Prompt: Take the material below and write it all out again exactly.

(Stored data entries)
------------------------

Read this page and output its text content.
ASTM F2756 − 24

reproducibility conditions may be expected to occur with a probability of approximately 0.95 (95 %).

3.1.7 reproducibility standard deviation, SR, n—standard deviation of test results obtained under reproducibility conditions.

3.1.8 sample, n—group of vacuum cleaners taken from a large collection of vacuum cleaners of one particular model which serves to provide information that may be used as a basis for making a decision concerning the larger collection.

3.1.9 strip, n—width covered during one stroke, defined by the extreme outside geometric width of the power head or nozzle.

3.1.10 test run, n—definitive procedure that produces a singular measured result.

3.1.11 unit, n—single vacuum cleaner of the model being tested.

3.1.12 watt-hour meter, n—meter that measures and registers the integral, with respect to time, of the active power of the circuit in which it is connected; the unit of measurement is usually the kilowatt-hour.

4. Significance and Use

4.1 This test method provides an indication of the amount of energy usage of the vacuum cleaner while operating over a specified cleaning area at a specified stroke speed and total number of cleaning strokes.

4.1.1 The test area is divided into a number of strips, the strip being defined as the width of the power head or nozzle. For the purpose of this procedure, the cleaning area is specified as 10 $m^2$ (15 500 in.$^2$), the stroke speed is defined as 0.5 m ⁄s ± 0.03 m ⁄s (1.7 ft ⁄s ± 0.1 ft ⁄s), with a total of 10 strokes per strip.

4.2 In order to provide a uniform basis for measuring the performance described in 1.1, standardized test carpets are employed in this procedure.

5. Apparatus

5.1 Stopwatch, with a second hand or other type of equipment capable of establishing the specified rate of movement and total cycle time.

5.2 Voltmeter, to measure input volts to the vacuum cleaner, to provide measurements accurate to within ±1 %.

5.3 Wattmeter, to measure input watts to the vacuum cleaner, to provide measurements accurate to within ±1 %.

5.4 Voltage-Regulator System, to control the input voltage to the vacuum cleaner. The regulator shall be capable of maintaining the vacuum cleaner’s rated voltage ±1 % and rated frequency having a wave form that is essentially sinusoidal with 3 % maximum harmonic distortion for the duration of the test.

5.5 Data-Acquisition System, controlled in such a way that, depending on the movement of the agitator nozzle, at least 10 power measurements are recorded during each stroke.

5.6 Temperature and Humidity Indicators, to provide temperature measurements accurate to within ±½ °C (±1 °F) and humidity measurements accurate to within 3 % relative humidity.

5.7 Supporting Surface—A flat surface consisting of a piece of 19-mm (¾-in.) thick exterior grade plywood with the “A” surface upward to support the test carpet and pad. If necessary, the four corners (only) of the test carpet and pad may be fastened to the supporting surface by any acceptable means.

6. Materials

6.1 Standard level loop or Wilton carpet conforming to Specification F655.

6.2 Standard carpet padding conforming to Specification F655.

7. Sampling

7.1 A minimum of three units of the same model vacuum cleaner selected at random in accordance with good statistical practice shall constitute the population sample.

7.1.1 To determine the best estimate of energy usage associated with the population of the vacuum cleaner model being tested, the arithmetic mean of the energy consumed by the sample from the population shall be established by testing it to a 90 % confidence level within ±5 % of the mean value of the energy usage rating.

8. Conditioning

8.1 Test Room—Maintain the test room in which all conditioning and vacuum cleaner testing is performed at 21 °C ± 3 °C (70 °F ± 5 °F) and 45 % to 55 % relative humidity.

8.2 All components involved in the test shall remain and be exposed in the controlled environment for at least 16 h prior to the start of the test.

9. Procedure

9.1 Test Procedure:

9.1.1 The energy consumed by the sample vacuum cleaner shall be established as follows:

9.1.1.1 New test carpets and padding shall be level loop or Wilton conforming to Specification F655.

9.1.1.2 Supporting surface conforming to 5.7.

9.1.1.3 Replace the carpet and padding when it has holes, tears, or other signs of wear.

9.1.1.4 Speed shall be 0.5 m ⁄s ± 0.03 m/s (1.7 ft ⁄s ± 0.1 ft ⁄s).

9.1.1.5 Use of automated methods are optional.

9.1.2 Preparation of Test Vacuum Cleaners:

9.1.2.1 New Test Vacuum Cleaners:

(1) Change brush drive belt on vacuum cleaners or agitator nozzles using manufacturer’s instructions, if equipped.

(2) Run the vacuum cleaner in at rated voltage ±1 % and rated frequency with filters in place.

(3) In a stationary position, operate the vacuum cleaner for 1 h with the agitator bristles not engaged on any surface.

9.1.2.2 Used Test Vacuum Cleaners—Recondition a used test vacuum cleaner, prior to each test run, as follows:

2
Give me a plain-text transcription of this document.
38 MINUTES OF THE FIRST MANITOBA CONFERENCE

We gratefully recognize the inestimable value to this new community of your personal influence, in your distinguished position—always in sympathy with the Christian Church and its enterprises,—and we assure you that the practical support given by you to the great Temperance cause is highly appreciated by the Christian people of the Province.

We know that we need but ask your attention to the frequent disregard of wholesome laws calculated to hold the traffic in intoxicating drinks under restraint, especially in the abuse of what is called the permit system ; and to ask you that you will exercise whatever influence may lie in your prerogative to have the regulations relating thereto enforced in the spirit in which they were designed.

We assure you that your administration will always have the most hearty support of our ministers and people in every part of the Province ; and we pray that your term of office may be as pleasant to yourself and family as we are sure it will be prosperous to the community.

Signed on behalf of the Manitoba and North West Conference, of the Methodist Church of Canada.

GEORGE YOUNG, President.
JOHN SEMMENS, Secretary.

------------------------

Exercise result:
Read this page and output its text content.
ASTM F2756 − 24

reproducibility conditions may be expected to occur with a probability of approximately 0.95 (95 %).

3.1.7 reproducibility standard deviation, SR, n—standard deviation of test results obtained under reproducibility conditions.

3.1.8 sample, n—group of vacuum cleaners taken from a large collection of vacuum cleaners of one particular model which serves to provide information that may be used as a basis for making a decision concerning the larger collection.

3.1.9 strip, n—width covered during one stroke, defined by the extreme outside geometric width of the power head or nozzle.

3.1.10 test run, n—definitive procedure that produces a singular measured result.

3.1.11 unit, n—single vacuum cleaner of the model being tested.

3.1.12 watt-hour meter, n—meter that measures and registers the integral, with respect to time, of the active power of the circuit in which it is connected; the unit of measurement is usually the kilowatt-hour.

4. Significance and Use

4.1 This test method provides an indication of the amount of energy usage of the vacuum cleaner while operating over a specified cleaning area at a specified stroke speed and total number of cleaning strokes.

4.1.1 The test area is divided into a number of strips, the strip being defined as the width of the power head or nozzle. For the purpose of this procedure, the cleaning area is specified as 10 $m^2$ (15 500 in.$^2$), the stroke speed is defined as 0.5 m ⁄s ± 0.03 m ⁄s (1.7 ft ⁄s ± 0.1 ft ⁄s), with a total of 10 strokes per strip.

4.2 In order to provide a uniform basis for measuring the performance described in 1.1, standardized test carpets are employed in this procedure.

5. Apparatus

5.1 Stopwatch, with a second hand or other type of equipment capable of establishing the specified rate of movement and total cycle time.

5.2 Voltmeter, to measure input volts to the vacuum cleaner, to provide measurements accurate to within ±1 %.

5.3 Wattmeter, to measure input watts to the vacuum cleaner, to provide measurements accurate to within ±1 %.

5.4 Voltage-Regulator System, to control the input voltage to the vacuum cleaner. The regulator shall be capable of maintaining the vacuum cleaner’s rated voltage ±1 % and rated frequency having a wave form that is essentially sinusoidal with 3 % maximum harmonic distortion for the duration of the test.

5.5 Data-Acquisition System, controlled in such a way that, depending on the movement of the agitator nozzle, at least 10 power measurements are recorded during each stroke.

5.6 Temperature and Humidity Indicators, to provide temperature measurements accurate to within ±½ °C (±1 °F) and humidity measurements accurate to within 3 % relative humidity.

5.7 Supporting Surface—A flat surface consisting of a piece of 19-mm (¾-in.) thick exterior grade plywood with the “A” surface upward to support the test carpet and pad. If necessary, the four corners (only) of the test carpet and pad may be fastened to the supporting surface by any acceptable means.

6. Materials

6.1 Standard level loop or Wilton carpet conforming to Specification F655.

6.2 Standard carpet padding conforming to Specification F655.

7. Sampling

7.1 A minimum of three units of the same model vacuum cleaner selected at random in accordance with good statistical practice shall constitute the population sample.

7.1.1 To determine the best estimate of energy usage associated with the population of the vacuum cleaner model being tested, the arithmetic mean of the energy consumed by the sample from the population shall be established by testing it to a 90 % confidence level within ±5 % of the mean value of the energy usage rating.

8. Conditioning

8.1 Test Room—Maintain the test room in which all conditioning and vacuum cleaner testing is performed at 21 °C ± 3 °C (70 °F ± 5 °F) and 45 % to 55 % relative humidity.

8.2 All components involved in the test shall remain and be exposed in the controlled environment for at least 16 h prior to the start of the test.

9. Procedure

9.1 Test Procedure:

9.1.1 The energy consumed by the sample vacuum cleaner shall be established as follows:

9.1.1.1 New test carpets and padding shall be level loop or Wilton conforming to Specification F655.

9.1.1.2 Supporting surface conforming to 5.7.

9.1.1.3 Replace the carpet and padding when it has holes, tears, or other signs of wear.

9.1.1.4 Speed shall be 0.5 m ⁄s ± 0.03 m/s (1.7 ft ⁄s ± 0.1 ft ⁄s).

9.1.1.5 Use of automated methods are optional.

9.1.2 Preparation of Test Vacuum Cleaners:

9.1.2.1 New Test Vacuum Cleaners:

(1) Change brush drive belt on vacuum cleaners or agitator nozzles using manufacturer’s instructions, if equipped.

(2) Run the vacuum cleaner in at rated voltage ±1 % and rated frequency with filters in place.

(3) In a stationary position, operate the vacuum cleaner for 1 h with the agitator bristles not engaged on any surface.

9.1.2.2 Used Test Vacuum Cleaners—Recondition a used test vacuum cleaner, prior to each test run, as follows:

2
Give me a plain-text transcription of this document.
38 MINUTES OF THE FIRST MANITOBA CONFERENCE

We gratefully recognize the inestimable value to this new community of your personal influence, in your distinguished position—always in sympathy with the Christian Church and its enterprises,—and we assure you that the practical support given by you to the great Temperance cause is highly appreciated by the Christian people of the Province.

We know that we need but ask your attention to the frequent disregard of wholesome laws calculated to hold the traffic in intoxicating drinks under restraint, especially in the abuse of what is called the permit system ; and to ask you that you will exercise whatever influence may lie in your prerogative to have the regulations relating thereto enforced in the spirit in which they were designed.

We assure you that your administration will always have the most hearty support of our ministers and people in every part of the Province ; and we pray that your term of office may be as pleasant to yourself and family as we are sure it will be prosperous to the community.

Signed on behalf of the Manitoba and North West Conference, of the Methodist Church of Canada.

GEORGE YOUNG, President.
JOHN SEMMENS, Secretary.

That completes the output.